### Source records

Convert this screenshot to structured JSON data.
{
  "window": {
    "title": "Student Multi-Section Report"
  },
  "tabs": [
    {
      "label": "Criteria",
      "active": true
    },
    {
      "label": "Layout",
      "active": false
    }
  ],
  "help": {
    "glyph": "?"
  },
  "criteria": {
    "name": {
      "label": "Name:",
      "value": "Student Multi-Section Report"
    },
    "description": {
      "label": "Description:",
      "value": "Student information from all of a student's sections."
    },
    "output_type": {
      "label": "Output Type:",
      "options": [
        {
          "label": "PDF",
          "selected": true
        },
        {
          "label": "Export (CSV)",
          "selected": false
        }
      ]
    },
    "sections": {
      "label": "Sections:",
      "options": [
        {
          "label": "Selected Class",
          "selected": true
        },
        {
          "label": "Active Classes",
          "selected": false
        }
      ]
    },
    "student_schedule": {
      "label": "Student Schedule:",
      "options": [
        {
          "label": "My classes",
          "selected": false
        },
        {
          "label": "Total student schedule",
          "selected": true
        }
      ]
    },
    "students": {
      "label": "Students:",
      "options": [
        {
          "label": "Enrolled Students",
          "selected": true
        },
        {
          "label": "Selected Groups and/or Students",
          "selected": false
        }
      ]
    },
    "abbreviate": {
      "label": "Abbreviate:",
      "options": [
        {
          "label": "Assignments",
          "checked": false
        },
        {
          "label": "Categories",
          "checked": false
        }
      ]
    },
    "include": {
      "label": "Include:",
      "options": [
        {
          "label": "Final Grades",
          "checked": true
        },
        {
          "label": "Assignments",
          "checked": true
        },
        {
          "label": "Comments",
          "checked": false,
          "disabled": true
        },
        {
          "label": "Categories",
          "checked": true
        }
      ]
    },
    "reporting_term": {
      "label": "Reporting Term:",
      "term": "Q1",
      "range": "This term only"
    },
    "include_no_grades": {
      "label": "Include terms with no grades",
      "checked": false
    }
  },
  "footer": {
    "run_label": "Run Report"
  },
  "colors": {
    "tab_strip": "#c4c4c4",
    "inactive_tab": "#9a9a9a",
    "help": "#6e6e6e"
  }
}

######

▶ _Set task_:
Would you give the material above again, complete and exact?

▶ _Result of this task_:
Convert this screenshot to structured JSON data.
{
  "window": {
    "title": "Student Multi-Section Report"
  },
  "tabs": [
    {
      "label": "Criteria",
      "active": true
    },
    {
      "label": "Layout",
      "active": false
    }
  ],
  "help": {
    "glyph": "?"
  },
  "criteria": {
    "name": {
      "label": "Name:",
      "value": "Student Multi-Section Report"
    },
    "description": {
      "label": "Description:",
      "value": "Student information from all of a student's sections."
    },
    "output_type": {
      "label": "Output Type:",
      "options": [
        {
          "label": "PDF",
          "selected": true
        },
        {
          "label": "Export (CSV)",
          "selected": false
        }
      ]
    },
    "sections": {
      "label": "Sections:",
      "options": [
        {
          "label": "Selected Class",
          "selected": true
        },
        {
          "label": "Active Classes",
          "selected": false
        }
      ]
    },
    "student_schedule": {
      "label": "Student Schedule:",
      "options": [
        {
          "label": "My classes",
          "selected": false
        },
        {
          "label": "Total student schedule",
          "selected": true
        }
      ]
    },
    "students": {
      "label": "Students:",
      "options": [
        {
          "label": "Enrolled Students",
          "selected": true
        },
        {
          "label": "Selected Groups and/or Students",
          "selected": false
        }
      ]
    },
    "abbreviate": {
      "label": "Abbreviate:",
      "options": [
        {
          "label": "Assignments",
          "checked": false
        },
        {
          "label": "Categories",
          "checked": false
        }
      ]
    },
    "include": {
      "label": "Include:",
      "options": [
        {
          "label": "Final Grades",
          "checked": true
        },
        {
          "label": "Assignments",
          "checked": true
        },
        {
          "label": "Comments",
          "checked": false,
          "disabled": true
        },
        {
          "label": "Categories",
          "checked": true
        }
      ]
    },
    "reporting_term": {
      "label": "Reporting Term:",
      "term": "Q1",
      "range": "This term only"
    },
    "include_no_grades": {
      "label": "Include terms with no grades",
      "checked": false
    }
  },
  "footer": {
    "run_label": "Run Report"
  },
  "colors": {
    "tab_strip": "#c4c4c4",
    "inactive_tab": "#9a9a9a",
    "help": "#6e6e6e"
  }
}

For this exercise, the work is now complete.